> _Data provided_:
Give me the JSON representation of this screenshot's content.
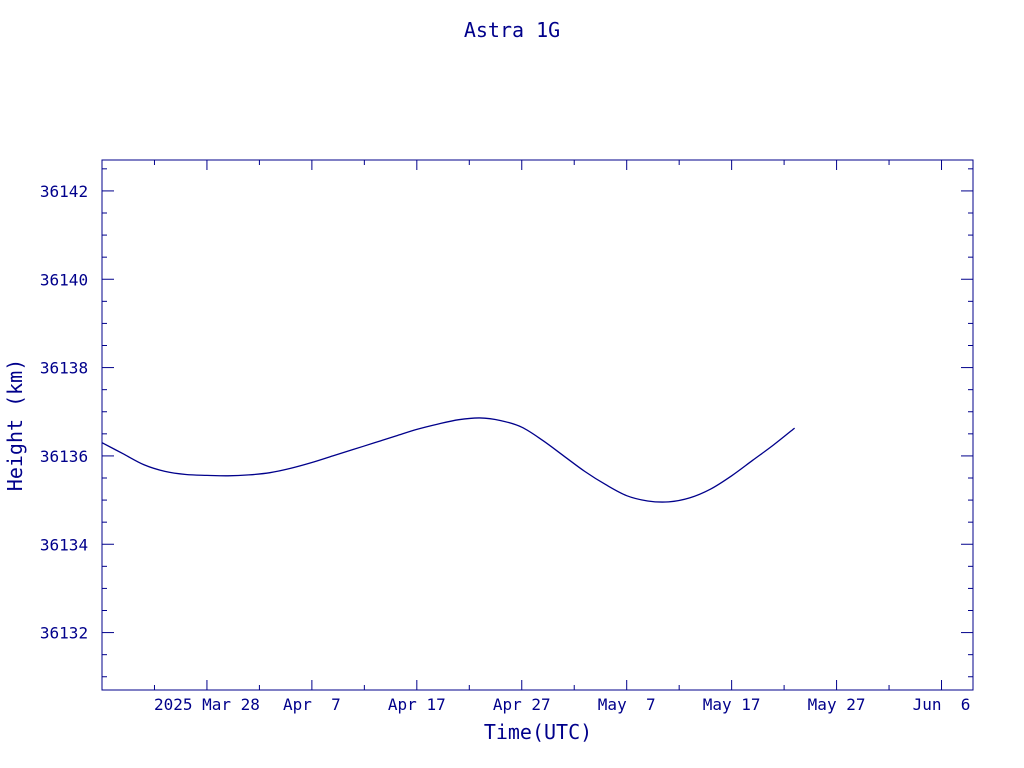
{
  "chart_data": {
    "type": "line",
    "title": "Astra 1G",
    "xlabel": "Time(UTC)",
    "ylabel": "Height (km)",
    "color": "#00008b",
    "xlim": [
      "2025-03-18",
      "2025-06-09"
    ],
    "ylim": [
      36130.7,
      36142.7
    ],
    "x_ticks": [
      {
        "date": "2025-03-28",
        "label": "2025 Mar 28"
      },
      {
        "date": "2025-04-07",
        "label": "Apr  7"
      },
      {
        "date": "2025-04-17",
        "label": "Apr 17"
      },
      {
        "date": "2025-04-27",
        "label": "Apr 27"
      },
      {
        "date": "2025-05-07",
        "label": "May  7"
      },
      {
        "date": "2025-05-17",
        "label": "May 17"
      },
      {
        "date": "2025-05-27",
        "label": "May 27"
      },
      {
        "date": "2025-06-06",
        "label": "Jun  6"
      }
    ],
    "x_minor_ticks": [
      "2025-03-23",
      "2025-04-02",
      "2025-04-12",
      "2025-04-22",
      "2025-05-02",
      "2025-05-12",
      "2025-05-22",
      "2025-06-01"
    ],
    "y_ticks": [
      {
        "value": 36132,
        "label": "36132"
      },
      {
        "value": 36134,
        "label": "36134"
      },
      {
        "value": 36136,
        "label": "36136"
      },
      {
        "value": 36138,
        "label": "36138"
      },
      {
        "value": 36140,
        "label": "36140"
      },
      {
        "value": 36142,
        "label": "36142"
      }
    ],
    "y_minor_step": 0.5,
    "grid": false,
    "series": [
      {
        "points": [
          [
            "2025-03-18",
            36136.3
          ],
          [
            "2025-03-20",
            36136.05
          ],
          [
            "2025-03-22",
            36135.8
          ],
          [
            "2025-03-24",
            36135.65
          ],
          [
            "2025-03-26",
            36135.58
          ],
          [
            "2025-03-28",
            36135.56
          ],
          [
            "2025-03-30",
            36135.55
          ],
          [
            "2025-04-01",
            36135.57
          ],
          [
            "2025-04-03",
            36135.62
          ],
          [
            "2025-04-05",
            36135.72
          ],
          [
            "2025-04-07",
            36135.85
          ],
          [
            "2025-04-09",
            36136.0
          ],
          [
            "2025-04-11",
            36136.15
          ],
          [
            "2025-04-13",
            36136.3
          ],
          [
            "2025-04-15",
            36136.45
          ],
          [
            "2025-04-17",
            36136.6
          ],
          [
            "2025-04-19",
            36136.72
          ],
          [
            "2025-04-21",
            36136.82
          ],
          [
            "2025-04-23",
            36136.86
          ],
          [
            "2025-04-25",
            36136.8
          ],
          [
            "2025-04-27",
            36136.65
          ],
          [
            "2025-04-29",
            36136.35
          ],
          [
            "2025-05-01",
            36136.0
          ],
          [
            "2025-05-03",
            36135.65
          ],
          [
            "2025-05-05",
            36135.35
          ],
          [
            "2025-05-07",
            36135.1
          ],
          [
            "2025-05-09",
            36134.98
          ],
          [
            "2025-05-11",
            36134.96
          ],
          [
            "2025-05-13",
            36135.05
          ],
          [
            "2025-05-15",
            36135.25
          ],
          [
            "2025-05-17",
            36135.55
          ],
          [
            "2025-05-19",
            36135.9
          ],
          [
            "2025-05-21",
            36136.25
          ],
          [
            "2025-05-23",
            36136.63
          ]
        ]
      }
    ]
  }
}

> _Written exercise_:
Filter the data for the string "date" and copy every line that has it.

> _Answer to the task_:
        "date": "2025-03-28",
        "date": "2025-04-07",
        "date": "2025-04-17",
        "date": "2025-04-27",
        "date": "2025-05-07",
        "date": "2025-05-17",
        "date": "2025-05-27",
        "date": "2025-06-06",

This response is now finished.